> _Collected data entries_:

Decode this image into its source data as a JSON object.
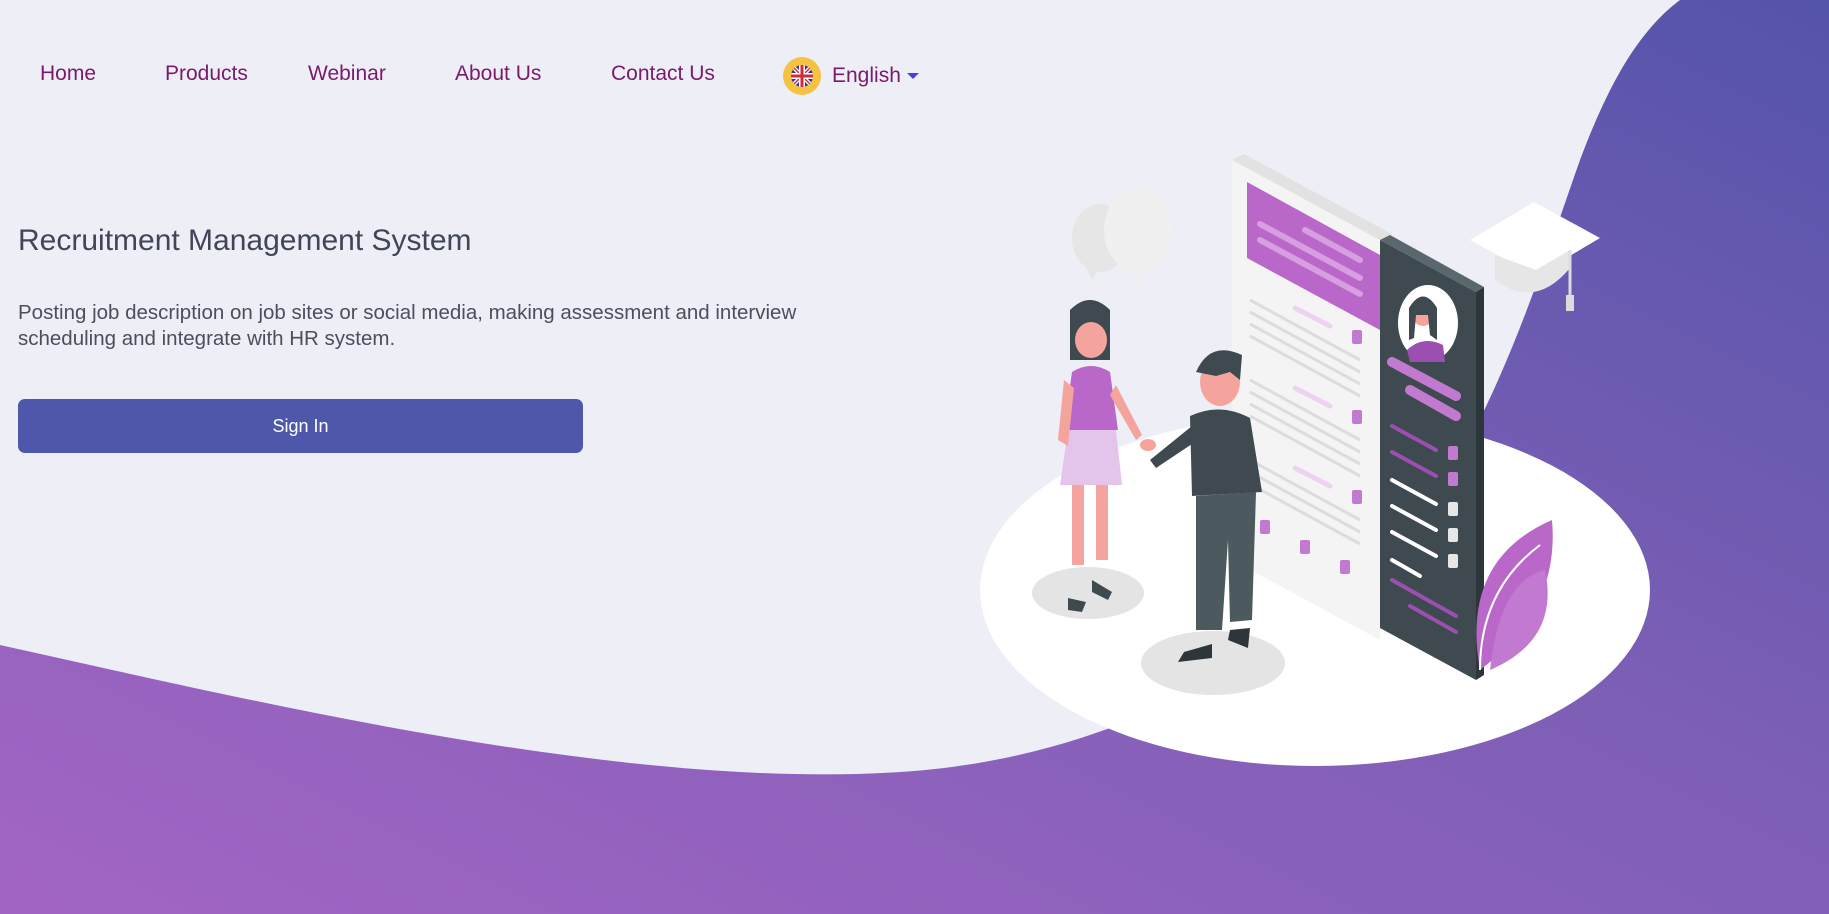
{
  "nav": {
    "items": [
      {
        "label": "Home"
      },
      {
        "label": "Products"
      },
      {
        "label": "Webinar"
      },
      {
        "label": "About Us"
      },
      {
        "label": "Contact Us"
      }
    ],
    "language": {
      "label": "English",
      "icon": "uk-flag-icon"
    }
  },
  "hero": {
    "title": "Recruitment Management System",
    "description": "Posting job description on job sites or social media, making assessment and interview scheduling and integrate with HR system.",
    "signin_label": "Sign In"
  },
  "colors": {
    "background": "#eeeef7",
    "nav_text": "#7a1a6b",
    "button": "#4f57ab",
    "wave_start": "#a365c4",
    "wave_end": "#5454aa",
    "accent_purple": "#b967c9",
    "dark_slate": "#3e4a50"
  }
}
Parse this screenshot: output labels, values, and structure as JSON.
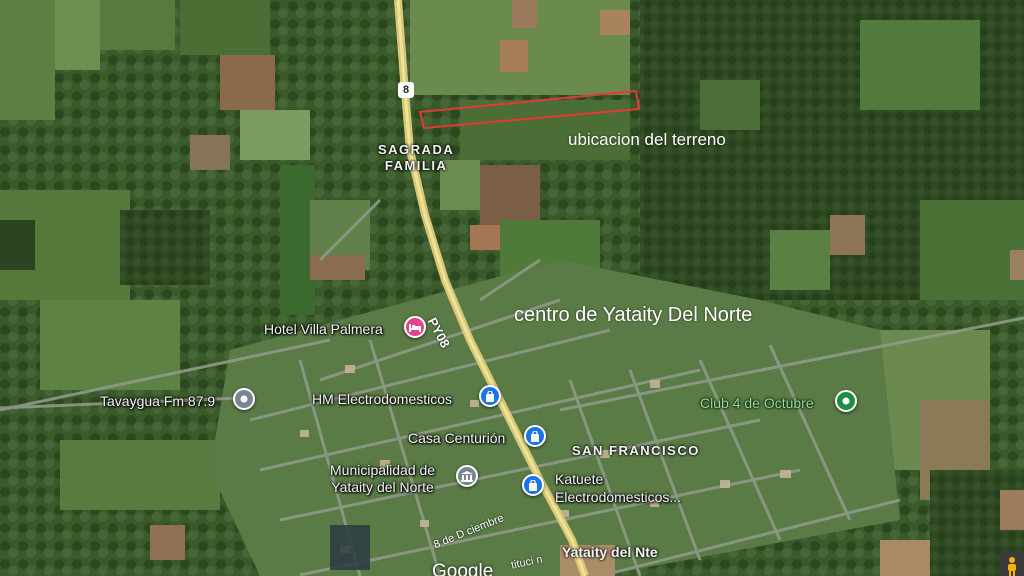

> _Task objective_: Excluding the pictures, reproduce every entry exactly as given.

> _Solution to the exercise_:
Decode this image into its source data as a JSON object.
{
  "nav": {
    "items": [
      {
        "label": "Home"
      },
      {
        "label": "Products"
      },
      {
        "label": "Webinar"
      },
      {
        "label": "About Us"
      },
      {
        "label": "Contact Us"
      }
    ],
    "language": {
      "label": "English",
      "icon": "uk-flag-icon"
    }
  },
  "hero": {
    "title": "Recruitment Management System",
    "description": "Posting job description on job sites or social media, making assessment and interview scheduling and integrate with HR system.",
    "signin_label": "Sign In"
  },
  "colors": {
    "background": "#eeeef7",
    "nav_text": "#7a1a6b",
    "button": "#4f57ab",
    "wave_start": "#a365c4",
    "wave_end": "#5454aa",
    "accent_purple": "#b967c9",
    "dark_slate": "#3e4a50"
  }
}
Parse this screenshot: output labels, values, and structure as JSON.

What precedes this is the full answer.